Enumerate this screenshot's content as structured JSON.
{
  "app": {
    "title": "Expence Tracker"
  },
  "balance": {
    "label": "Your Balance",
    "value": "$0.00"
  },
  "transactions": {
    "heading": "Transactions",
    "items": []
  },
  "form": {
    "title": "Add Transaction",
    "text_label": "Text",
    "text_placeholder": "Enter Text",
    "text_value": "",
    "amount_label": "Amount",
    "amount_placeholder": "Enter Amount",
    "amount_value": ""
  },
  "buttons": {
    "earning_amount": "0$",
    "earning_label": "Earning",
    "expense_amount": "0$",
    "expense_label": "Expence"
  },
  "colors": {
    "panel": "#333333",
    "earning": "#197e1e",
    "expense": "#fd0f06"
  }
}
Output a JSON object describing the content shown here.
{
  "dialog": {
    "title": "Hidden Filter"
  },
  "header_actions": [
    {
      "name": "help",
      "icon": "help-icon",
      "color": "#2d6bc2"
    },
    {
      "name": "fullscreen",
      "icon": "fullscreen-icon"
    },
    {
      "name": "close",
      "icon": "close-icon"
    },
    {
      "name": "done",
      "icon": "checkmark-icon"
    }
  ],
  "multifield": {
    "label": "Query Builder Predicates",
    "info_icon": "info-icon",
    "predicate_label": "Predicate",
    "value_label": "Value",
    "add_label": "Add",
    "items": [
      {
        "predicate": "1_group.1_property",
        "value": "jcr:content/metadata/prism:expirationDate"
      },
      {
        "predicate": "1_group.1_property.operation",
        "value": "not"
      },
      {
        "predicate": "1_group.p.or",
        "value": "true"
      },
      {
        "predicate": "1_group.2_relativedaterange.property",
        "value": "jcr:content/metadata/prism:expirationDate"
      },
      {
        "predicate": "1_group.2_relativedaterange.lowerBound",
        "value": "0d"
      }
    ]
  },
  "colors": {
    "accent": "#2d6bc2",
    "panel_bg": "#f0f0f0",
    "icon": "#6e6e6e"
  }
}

Direction
Give every line of the material again, exactly as it reads.

Answer to the task
Enumerate this screenshot's content as structured JSON.
{
  "app": {
    "title": "Expence Tracker"
  },
  "balance": {
    "label": "Your Balance",
    "value": "$0.00"
  },
  "transactions": {
    "heading": "Transactions",
    "items": []
  },
  "form": {
    "title": "Add Transaction",
    "text_label": "Text",
    "text_placeholder": "Enter Text",
    "text_value": "",
    "amount_label": "Amount",
    "amount_placeholder": "Enter Amount",
    "amount_value": ""
  },
  "buttons": {
    "earning_amount": "0$",
    "earning_label": "Earning",
    "expense_amount": "0$",
    "expense_label": "Expence"
  },
  "colors": {
    "panel": "#333333",
    "earning": "#197e1e",
    "expense": "#fd0f06"
  }
}
Output a JSON object describing the content shown here.
{
  "dialog": {
    "title": "Hidden Filter"
  },
  "header_actions": [
    {
      "name": "help",
      "icon": "help-icon",
      "color": "#2d6bc2"
    },
    {
      "name": "fullscreen",
      "icon": "fullscreen-icon"
    },
    {
      "name": "close",
      "icon": "close-icon"
    },
    {
      "name": "done",
      "icon": "checkmark-icon"
    }
  ],
  "multifield": {
    "label": "Query Builder Predicates",
    "info_icon": "info-icon",
    "predicate_label": "Predicate",
    "value_label": "Value",
    "add_label": "Add",
    "items": [
      {
        "predicate": "1_group.1_property",
        "value": "jcr:content/metadata/prism:expirationDate"
      },
      {
        "predicate": "1_group.1_property.operation",
        "value": "not"
      },
      {
        "predicate": "1_group.p.or",
        "value": "true"
      },
      {
        "predicate": "1_group.2_relativedaterange.property",
        "value": "jcr:content/metadata/prism:expirationDate"
      },
      {
        "predicate": "1_group.2_relativedaterange.lowerBound",
        "value": "0d"
      }
    ]
  },
  "colors": {
    "accent": "#2d6bc2",
    "panel_bg": "#f0f0f0",
    "icon": "#6e6e6e"
  }
}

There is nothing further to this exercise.